↓

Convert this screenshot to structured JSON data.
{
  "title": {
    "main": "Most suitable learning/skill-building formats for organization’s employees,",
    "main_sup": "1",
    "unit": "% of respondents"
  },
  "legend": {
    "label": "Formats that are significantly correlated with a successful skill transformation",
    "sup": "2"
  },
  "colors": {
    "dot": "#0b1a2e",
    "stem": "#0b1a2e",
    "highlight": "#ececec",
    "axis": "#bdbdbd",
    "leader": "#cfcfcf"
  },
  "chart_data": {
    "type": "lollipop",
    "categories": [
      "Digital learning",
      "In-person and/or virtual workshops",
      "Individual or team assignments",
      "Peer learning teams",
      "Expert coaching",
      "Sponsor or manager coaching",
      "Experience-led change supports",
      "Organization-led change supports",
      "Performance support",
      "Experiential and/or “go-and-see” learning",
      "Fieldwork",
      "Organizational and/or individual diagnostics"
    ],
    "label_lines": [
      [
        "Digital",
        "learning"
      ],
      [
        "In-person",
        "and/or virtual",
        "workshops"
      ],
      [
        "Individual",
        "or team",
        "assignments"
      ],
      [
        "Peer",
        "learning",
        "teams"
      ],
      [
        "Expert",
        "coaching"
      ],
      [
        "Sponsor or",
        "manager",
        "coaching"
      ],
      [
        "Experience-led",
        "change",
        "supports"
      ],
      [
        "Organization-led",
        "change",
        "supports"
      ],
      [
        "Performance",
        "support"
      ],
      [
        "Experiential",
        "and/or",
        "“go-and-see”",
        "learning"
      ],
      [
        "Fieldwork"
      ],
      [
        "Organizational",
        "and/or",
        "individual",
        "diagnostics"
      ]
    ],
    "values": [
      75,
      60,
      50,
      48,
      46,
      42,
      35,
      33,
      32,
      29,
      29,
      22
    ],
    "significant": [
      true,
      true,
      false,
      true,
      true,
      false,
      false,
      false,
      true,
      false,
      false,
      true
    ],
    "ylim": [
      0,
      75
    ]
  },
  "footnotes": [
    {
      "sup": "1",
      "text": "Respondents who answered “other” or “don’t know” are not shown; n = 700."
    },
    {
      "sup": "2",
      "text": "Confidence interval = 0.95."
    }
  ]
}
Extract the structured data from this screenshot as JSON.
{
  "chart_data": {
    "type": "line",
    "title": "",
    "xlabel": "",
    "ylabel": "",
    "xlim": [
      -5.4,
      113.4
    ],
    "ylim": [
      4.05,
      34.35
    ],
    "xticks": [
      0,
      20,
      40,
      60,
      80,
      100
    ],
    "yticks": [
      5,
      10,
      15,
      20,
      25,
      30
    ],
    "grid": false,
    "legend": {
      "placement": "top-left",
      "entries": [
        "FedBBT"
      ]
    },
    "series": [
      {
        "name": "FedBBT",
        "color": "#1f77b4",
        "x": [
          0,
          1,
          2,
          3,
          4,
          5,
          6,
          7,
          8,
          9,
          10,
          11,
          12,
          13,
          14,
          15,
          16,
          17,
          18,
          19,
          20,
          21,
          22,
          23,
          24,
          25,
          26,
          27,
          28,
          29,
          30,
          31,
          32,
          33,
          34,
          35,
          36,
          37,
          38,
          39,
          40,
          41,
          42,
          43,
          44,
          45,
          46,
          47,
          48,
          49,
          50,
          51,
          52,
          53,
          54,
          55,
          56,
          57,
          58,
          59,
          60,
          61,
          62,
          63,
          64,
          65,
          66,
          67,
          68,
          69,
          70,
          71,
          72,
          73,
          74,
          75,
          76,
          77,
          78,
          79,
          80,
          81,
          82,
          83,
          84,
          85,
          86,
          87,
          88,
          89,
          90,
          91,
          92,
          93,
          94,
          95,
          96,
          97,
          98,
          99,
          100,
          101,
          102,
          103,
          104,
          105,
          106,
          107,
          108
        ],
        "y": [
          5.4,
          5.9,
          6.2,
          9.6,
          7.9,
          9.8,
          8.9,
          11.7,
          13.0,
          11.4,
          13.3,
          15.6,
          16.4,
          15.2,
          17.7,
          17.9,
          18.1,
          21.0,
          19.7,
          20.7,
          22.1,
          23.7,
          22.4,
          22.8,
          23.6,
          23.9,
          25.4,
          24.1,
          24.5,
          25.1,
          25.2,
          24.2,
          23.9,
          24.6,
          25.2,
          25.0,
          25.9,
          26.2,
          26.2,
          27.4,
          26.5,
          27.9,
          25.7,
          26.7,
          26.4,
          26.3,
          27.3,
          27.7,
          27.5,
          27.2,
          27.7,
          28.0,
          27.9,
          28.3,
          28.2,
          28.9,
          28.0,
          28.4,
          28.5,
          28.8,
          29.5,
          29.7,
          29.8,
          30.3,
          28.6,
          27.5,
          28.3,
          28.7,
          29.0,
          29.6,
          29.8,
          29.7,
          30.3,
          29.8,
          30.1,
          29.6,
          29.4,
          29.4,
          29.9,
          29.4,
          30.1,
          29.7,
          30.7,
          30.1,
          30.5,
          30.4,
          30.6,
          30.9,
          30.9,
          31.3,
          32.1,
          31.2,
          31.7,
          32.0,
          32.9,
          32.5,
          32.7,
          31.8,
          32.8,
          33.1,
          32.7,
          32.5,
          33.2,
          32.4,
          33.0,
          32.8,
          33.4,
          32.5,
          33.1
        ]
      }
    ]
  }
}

↑

• [WRITTEN PROBLEM] Please restate the whole listing word for word.

• [EXERCISE ANSWER]
Convert this screenshot to structured JSON data.
{
  "title": {
    "main": "Most suitable learning/skill-building formats for organization’s employees,",
    "main_sup": "1",
    "unit": "% of respondents"
  },
  "legend": {
    "label": "Formats that are significantly correlated with a successful skill transformation",
    "sup": "2"
  },
  "colors": {
    "dot": "#0b1a2e",
    "stem": "#0b1a2e",
    "highlight": "#ececec",
    "axis": "#bdbdbd",
    "leader": "#cfcfcf"
  },
  "chart_data": {
    "type": "lollipop",
    "categories": [
      "Digital learning",
      "In-person and/or virtual workshops",
      "Individual or team assignments",
      "Peer learning teams",
      "Expert coaching",
      "Sponsor or manager coaching",
      "Experience-led change supports",
      "Organization-led change supports",
      "Performance support",
      "Experiential and/or “go-and-see” learning",
      "Fieldwork",
      "Organizational and/or individual diagnostics"
    ],
    "label_lines": [
      [
        "Digital",
        "learning"
      ],
      [
        "In-person",
        "and/or virtual",
        "workshops"
      ],
      [
        "Individual",
        "or team",
        "assignments"
      ],
      [
        "Peer",
        "learning",
        "teams"
      ],
      [
        "Expert",
        "coaching"
      ],
      [
        "Sponsor or",
        "manager",
        "coaching"
      ],
      [
        "Experience-led",
        "change",
        "supports"
      ],
      [
        "Organization-led",
        "change",
        "supports"
      ],
      [
        "Performance",
        "support"
      ],
      [
        "Experiential",
        "and/or",
        "“go-and-see”",
        "learning"
      ],
      [
        "Fieldwork"
      ],
      [
        "Organizational",
        "and/or",
        "individual",
        "diagnostics"
      ]
    ],
    "values": [
      75,
      60,
      50,
      48,
      46,
      42,
      35,
      33,
      32,
      29,
      29,
      22
    ],
    "significant": [
      true,
      true,
      false,
      true,
      true,
      false,
      false,
      false,
      true,
      false,
      false,
      true
    ],
    "ylim": [
      0,
      75
    ]
  },
  "footnotes": [
    {
      "sup": "1",
      "text": "Respondents who answered “other” or “don’t know” are not shown; n = 700."
    },
    {
      "sup": "2",
      "text": "Confidence interval = 0.95."
    }
  ]
}
Extract the structured data from this screenshot as JSON.
{
  "chart_data": {
    "type": "line",
    "title": "",
    "xlabel": "",
    "ylabel": "",
    "xlim": [
      -5.4,
      113.4
    ],
    "ylim": [
      4.05,
      34.35
    ],
    "xticks": [
      0,
      20,
      40,
      60,
      80,
      100
    ],
    "yticks": [
      5,
      10,
      15,
      20,
      25,
      30
    ],
    "grid": false,
    "legend": {
      "placement": "top-left",
      "entries": [
        "FedBBT"
      ]
    },
    "series": [
      {
        "name": "FedBBT",
        "color": "#1f77b4",
        "x": [
          0,
          1,
          2,
          3,
          4,
          5,
          6,
          7,
          8,
          9,
          10,
          11,
          12,
          13,
          14,
          15,
          16,
          17,
          18,
          19,
          20,
          21,
          22,
          23,
          24,
          25,
          26,
          27,
          28,
          29,
          30,
          31,
          32,
          33,
          34,
          35,
          36,
          37,
          38,
          39,
          40,
          41,
          42,
          43,
          44,
          45,
          46,
          47,
          48,
          49,
          50,
          51,
          52,
          53,
          54,
          55,
          56,
          57,
          58,
          59,
          60,
          61,
          62,
          63,
          64,
          65,
          66,
          67,
          68,
          69,
          70,
          71,
          72,
          73,
          74,
          75,
          76,
          77,
          78,
          79,
          80,
          81,
          82,
          83,
          84,
          85,
          86,
          87,
          88,
          89,
          90,
          91,
          92,
          93,
          94,
          95,
          96,
          97,
          98,
          99,
          100,
          101,
          102,
          103,
          104,
          105,
          106,
          107,
          108
        ],
        "y": [
          5.4,
          5.9,
          6.2,
          9.6,
          7.9,
          9.8,
          8.9,
          11.7,
          13.0,
          11.4,
          13.3,
          15.6,
          16.4,
          15.2,
          17.7,
          17.9,
          18.1,
          21.0,
          19.7,
          20.7,
          22.1,
          23.7,
          22.4,
          22.8,
          23.6,
          23.9,
          25.4,
          24.1,
          24.5,
          25.1,
          25.2,
          24.2,
          23.9,
          24.6,
          25.2,
          25.0,
          25.9,
          26.2,
          26.2,
          27.4,
          26.5,
          27.9,
          25.7,
          26.7,
          26.4,
          26.3,
          27.3,
          27.7,
          27.5,
          27.2,
          27.7,
          28.0,
          27.9,
          28.3,
          28.2,
          28.9,
          28.0,
          28.4,
          28.5,
          28.8,
          29.5,
          29.7,
          29.8,
          30.3,
          28.6,
          27.5,
          28.3,
          28.7,
          29.0,
          29.6,
          29.8,
          29.7,
          30.3,
          29.8,
          30.1,
          29.6,
          29.4,
          29.4,
          29.9,
          29.4,
          30.1,
          29.7,
          30.7,
          30.1,
          30.5,
          30.4,
          30.6,
          30.9,
          30.9,
          31.3,
          32.1,
          31.2,
          31.7,
          32.0,
          32.9,
          32.5,
          32.7,
          31.8,
          32.8,
          33.1,
          32.7,
          32.5,
          33.2,
          32.4,
          33.0,
          32.8,
          33.4,
          32.5,
          33.1
        ]
      }
    ]
  }
}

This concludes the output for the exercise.